> _Problem to work on_:
Entries follow. Set all of them down as they stand.

[Start of Dataset records]

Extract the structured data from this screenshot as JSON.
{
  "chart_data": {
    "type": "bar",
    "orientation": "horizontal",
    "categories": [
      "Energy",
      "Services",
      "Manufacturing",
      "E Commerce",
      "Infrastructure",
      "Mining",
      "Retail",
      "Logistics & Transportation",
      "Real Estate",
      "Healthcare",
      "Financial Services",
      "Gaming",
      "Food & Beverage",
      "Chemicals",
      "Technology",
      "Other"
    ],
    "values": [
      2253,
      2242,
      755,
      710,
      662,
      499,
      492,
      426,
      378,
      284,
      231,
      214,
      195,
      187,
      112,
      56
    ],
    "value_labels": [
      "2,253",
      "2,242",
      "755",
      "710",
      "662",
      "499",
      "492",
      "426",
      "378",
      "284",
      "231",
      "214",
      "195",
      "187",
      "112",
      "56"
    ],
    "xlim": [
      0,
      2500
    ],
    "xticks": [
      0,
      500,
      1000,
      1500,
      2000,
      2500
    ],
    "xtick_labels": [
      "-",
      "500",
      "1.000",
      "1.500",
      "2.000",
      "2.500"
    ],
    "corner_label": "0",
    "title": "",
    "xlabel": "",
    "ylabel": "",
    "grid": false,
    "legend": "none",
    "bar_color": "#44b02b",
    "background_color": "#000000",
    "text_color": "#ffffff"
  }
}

[End of Dataset records]

> _Expected answer_:
Extract the structured data from this screenshot as JSON.
{
  "chart_data": {
    "type": "bar",
    "orientation": "horizontal",
    "categories": [
      "Energy",
      "Services",
      "Manufacturing",
      "E Commerce",
      "Infrastructure",
      "Mining",
      "Retail",
      "Logistics & Transportation",
      "Real Estate",
      "Healthcare",
      "Financial Services",
      "Gaming",
      "Food & Beverage",
      "Chemicals",
      "Technology",
      "Other"
    ],
    "values": [
      2253,
      2242,
      755,
      710,
      662,
      499,
      492,
      426,
      378,
      284,
      231,
      214,
      195,
      187,
      112,
      56
    ],
    "value_labels": [
      "2,253",
      "2,242",
      "755",
      "710",
      "662",
      "499",
      "492",
      "426",
      "378",
      "284",
      "231",
      "214",
      "195",
      "187",
      "112",
      "56"
    ],
    "xlim": [
      0,
      2500
    ],
    "xticks": [
      0,
      500,
      1000,
      1500,
      2000,
      2500
    ],
    "xtick_labels": [
      "-",
      "500",
      "1.000",
      "1.500",
      "2.000",
      "2.500"
    ],
    "corner_label": "0",
    "title": "",
    "xlabel": "",
    "ylabel": "",
    "grid": false,
    "legend": "none",
    "bar_color": "#44b02b",
    "background_color": "#000000",
    "text_color": "#ffffff"
  }
}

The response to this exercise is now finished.